Stated exercise —
Pictures are to be left out; otherwise, copy exactly the lines from the line containing "Serialize everything readable" through the end of the data.

Task inputs —
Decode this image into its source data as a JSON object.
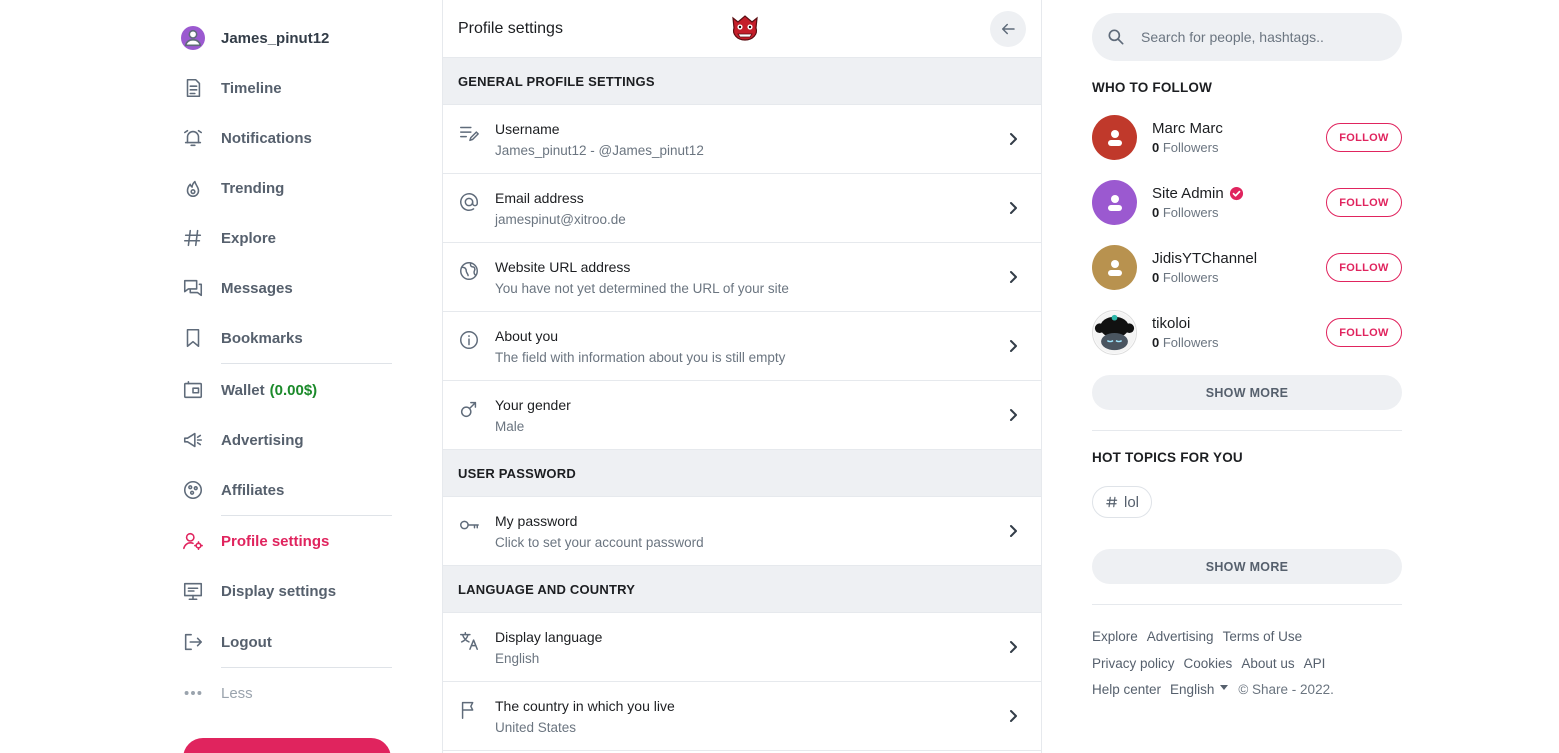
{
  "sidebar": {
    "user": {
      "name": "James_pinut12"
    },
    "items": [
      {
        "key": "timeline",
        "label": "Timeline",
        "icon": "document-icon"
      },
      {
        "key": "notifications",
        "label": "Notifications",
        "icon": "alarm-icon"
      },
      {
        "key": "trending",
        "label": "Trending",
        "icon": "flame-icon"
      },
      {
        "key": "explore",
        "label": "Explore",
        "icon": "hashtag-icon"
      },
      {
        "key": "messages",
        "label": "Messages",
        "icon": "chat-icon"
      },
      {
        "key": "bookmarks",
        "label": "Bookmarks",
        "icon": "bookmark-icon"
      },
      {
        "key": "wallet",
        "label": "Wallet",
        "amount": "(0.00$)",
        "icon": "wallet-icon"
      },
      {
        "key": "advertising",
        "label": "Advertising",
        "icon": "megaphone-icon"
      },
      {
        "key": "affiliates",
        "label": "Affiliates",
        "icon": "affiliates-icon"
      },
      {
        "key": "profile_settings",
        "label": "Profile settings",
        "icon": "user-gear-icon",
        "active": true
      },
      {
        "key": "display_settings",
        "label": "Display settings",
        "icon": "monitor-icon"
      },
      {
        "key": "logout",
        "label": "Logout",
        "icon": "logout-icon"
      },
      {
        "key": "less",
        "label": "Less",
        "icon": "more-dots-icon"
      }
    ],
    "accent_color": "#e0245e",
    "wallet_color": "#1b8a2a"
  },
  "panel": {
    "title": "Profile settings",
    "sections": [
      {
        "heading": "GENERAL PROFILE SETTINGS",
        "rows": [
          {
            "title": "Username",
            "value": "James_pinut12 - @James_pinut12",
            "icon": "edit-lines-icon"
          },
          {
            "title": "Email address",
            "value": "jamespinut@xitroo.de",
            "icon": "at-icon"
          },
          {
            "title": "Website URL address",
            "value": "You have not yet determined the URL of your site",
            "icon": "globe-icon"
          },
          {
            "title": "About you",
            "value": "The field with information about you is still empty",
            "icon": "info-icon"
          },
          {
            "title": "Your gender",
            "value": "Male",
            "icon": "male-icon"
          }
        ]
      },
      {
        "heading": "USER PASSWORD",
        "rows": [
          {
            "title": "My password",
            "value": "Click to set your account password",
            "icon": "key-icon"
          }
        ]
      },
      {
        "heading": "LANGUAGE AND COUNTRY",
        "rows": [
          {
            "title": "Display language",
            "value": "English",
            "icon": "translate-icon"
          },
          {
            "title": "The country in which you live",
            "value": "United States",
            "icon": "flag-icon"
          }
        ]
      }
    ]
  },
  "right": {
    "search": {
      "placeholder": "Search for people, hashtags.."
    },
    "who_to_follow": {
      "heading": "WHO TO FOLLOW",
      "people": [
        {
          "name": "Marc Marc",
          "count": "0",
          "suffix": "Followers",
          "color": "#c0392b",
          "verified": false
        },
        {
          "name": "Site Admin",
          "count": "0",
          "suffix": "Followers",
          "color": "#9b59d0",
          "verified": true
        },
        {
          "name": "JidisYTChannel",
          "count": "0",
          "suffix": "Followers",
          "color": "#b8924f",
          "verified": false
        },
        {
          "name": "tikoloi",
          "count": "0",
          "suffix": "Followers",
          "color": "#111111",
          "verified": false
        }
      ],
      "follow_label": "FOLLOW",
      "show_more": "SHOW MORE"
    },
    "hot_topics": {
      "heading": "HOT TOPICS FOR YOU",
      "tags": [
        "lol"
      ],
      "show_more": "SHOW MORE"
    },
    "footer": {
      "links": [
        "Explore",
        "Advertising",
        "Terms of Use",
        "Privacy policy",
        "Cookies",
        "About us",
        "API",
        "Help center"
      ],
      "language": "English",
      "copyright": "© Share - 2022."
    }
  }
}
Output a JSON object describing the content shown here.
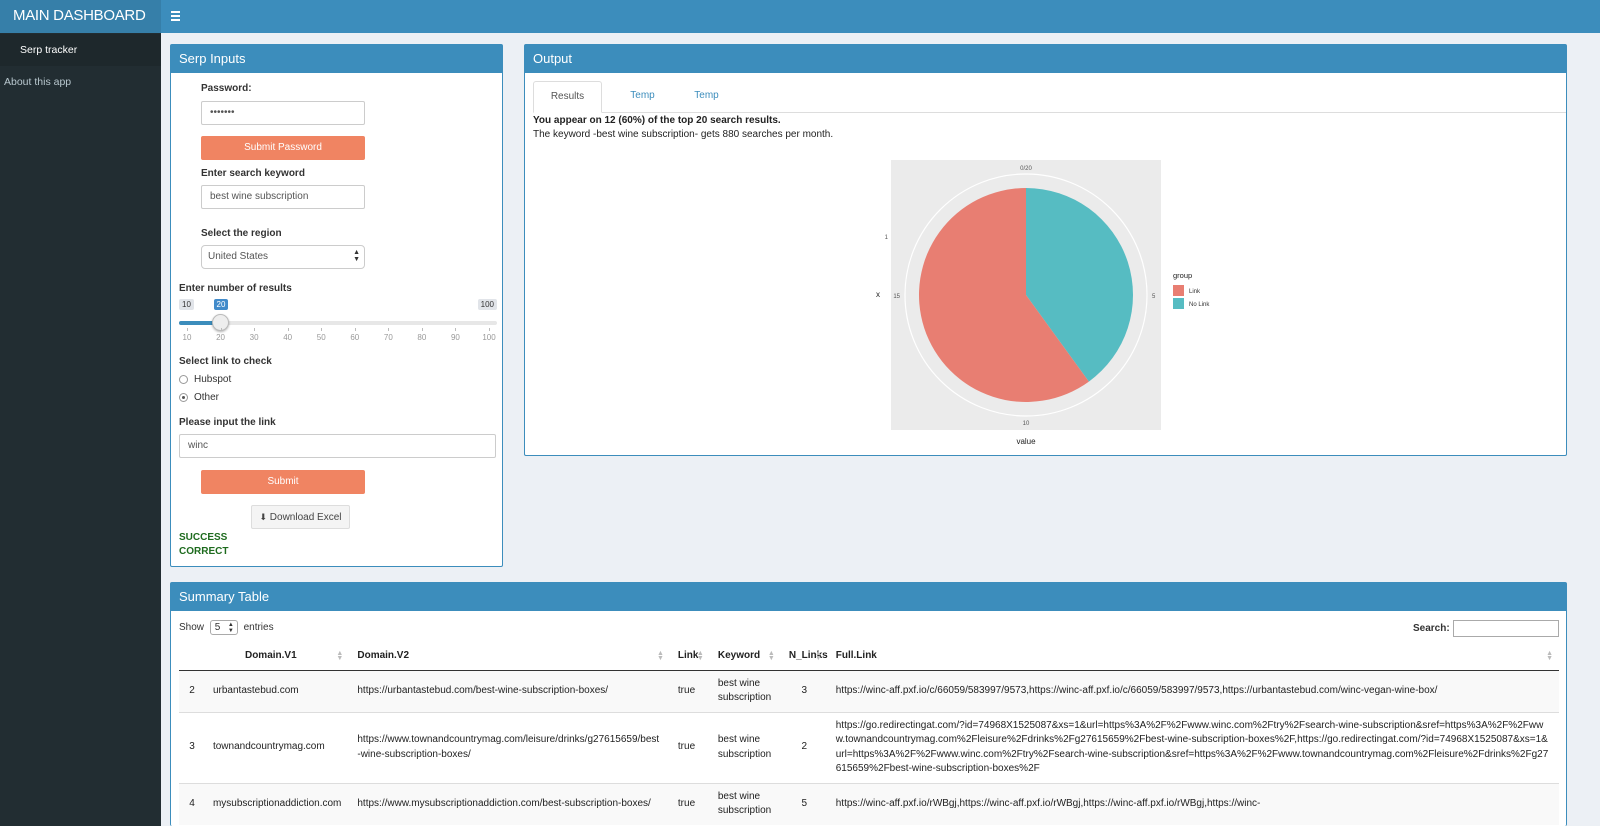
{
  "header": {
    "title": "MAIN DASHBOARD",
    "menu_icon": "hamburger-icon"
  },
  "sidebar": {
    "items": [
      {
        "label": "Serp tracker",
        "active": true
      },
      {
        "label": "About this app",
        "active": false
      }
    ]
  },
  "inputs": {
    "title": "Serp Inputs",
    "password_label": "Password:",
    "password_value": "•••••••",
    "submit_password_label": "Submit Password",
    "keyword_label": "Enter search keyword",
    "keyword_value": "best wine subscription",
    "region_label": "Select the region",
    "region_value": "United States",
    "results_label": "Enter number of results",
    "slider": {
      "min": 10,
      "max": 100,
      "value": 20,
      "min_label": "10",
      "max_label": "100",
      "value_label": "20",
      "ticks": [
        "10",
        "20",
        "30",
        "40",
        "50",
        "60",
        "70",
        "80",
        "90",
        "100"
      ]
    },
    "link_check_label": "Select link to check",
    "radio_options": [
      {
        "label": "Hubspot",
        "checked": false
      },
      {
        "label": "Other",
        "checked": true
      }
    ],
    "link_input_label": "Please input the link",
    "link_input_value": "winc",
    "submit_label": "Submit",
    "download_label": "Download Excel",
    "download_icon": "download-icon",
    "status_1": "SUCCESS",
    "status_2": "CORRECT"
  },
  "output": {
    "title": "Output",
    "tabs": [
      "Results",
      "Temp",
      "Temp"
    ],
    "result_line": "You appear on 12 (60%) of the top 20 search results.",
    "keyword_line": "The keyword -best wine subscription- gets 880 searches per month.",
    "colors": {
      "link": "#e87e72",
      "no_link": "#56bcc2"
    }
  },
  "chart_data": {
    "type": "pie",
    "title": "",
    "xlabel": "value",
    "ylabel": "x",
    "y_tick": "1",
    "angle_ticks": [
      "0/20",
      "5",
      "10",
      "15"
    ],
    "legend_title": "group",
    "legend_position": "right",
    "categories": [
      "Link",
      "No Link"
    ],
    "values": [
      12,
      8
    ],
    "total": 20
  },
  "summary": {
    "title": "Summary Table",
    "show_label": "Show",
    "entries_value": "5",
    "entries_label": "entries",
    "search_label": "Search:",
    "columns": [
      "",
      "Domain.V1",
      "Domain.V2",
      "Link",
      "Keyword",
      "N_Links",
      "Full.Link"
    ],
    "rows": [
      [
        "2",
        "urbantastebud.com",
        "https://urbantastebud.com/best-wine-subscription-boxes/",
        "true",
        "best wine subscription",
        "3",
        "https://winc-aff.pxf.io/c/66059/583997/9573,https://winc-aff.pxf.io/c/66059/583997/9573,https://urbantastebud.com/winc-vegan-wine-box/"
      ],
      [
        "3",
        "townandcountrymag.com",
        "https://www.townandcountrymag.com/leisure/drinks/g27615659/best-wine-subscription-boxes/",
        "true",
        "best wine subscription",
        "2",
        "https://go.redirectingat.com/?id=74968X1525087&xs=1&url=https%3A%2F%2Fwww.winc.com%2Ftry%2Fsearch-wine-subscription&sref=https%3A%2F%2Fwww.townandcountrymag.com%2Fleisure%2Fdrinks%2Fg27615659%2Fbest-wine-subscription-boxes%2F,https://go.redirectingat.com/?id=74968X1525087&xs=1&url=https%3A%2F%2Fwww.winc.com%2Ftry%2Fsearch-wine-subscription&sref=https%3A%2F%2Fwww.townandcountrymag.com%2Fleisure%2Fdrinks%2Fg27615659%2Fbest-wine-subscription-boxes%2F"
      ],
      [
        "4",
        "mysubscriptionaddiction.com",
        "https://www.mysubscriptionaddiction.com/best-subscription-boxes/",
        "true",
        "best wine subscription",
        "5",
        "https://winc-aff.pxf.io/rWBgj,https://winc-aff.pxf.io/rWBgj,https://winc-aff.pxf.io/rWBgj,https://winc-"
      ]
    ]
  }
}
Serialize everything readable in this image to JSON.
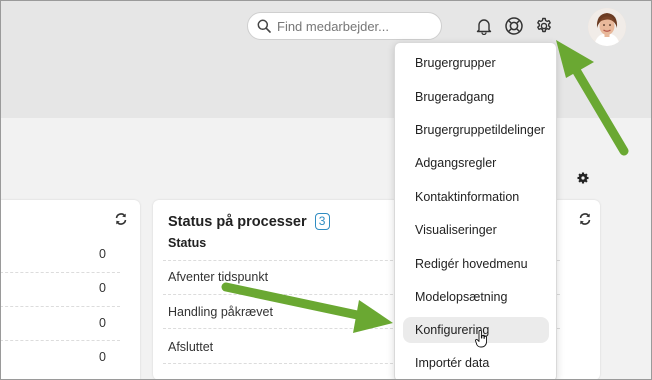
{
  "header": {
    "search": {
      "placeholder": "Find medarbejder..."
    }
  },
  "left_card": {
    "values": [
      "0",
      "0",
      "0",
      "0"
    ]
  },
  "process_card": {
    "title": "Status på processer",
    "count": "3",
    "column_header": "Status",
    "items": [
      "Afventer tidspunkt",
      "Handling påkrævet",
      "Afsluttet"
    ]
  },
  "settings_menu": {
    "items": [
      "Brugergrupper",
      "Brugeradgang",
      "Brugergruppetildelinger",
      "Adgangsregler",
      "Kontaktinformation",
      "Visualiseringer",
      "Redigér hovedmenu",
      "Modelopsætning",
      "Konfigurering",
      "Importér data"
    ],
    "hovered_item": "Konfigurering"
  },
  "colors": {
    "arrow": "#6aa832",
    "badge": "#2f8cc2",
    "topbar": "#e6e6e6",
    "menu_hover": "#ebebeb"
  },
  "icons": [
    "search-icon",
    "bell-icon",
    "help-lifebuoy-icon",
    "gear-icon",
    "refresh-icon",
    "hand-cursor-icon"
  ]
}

Written solution —
Serialize everything readable in this image to JSON.
{
  "header": {
    "search": {
      "placeholder": "Find medarbejder..."
    }
  },
  "left_card": {
    "values": [
      "0",
      "0",
      "0",
      "0"
    ]
  },
  "process_card": {
    "title": "Status på processer",
    "count": "3",
    "column_header": "Status",
    "items": [
      "Afventer tidspunkt",
      "Handling påkrævet",
      "Afsluttet"
    ]
  },
  "settings_menu": {
    "items": [
      "Brugergrupper",
      "Brugeradgang",
      "Brugergruppetildelinger",
      "Adgangsregler",
      "Kontaktinformation",
      "Visualiseringer",
      "Redigér hovedmenu",
      "Modelopsætning",
      "Konfigurering",
      "Importér data"
    ],
    "hovered_item": "Konfigurering"
  },
  "colors": {
    "arrow": "#6aa832",
    "badge": "#2f8cc2",
    "topbar": "#e6e6e6",
    "menu_hover": "#ebebeb"
  },
  "icons": [
    "search-icon",
    "bell-icon",
    "help-lifebuoy-icon",
    "gear-icon",
    "refresh-icon",
    "hand-cursor-icon"
  ]
}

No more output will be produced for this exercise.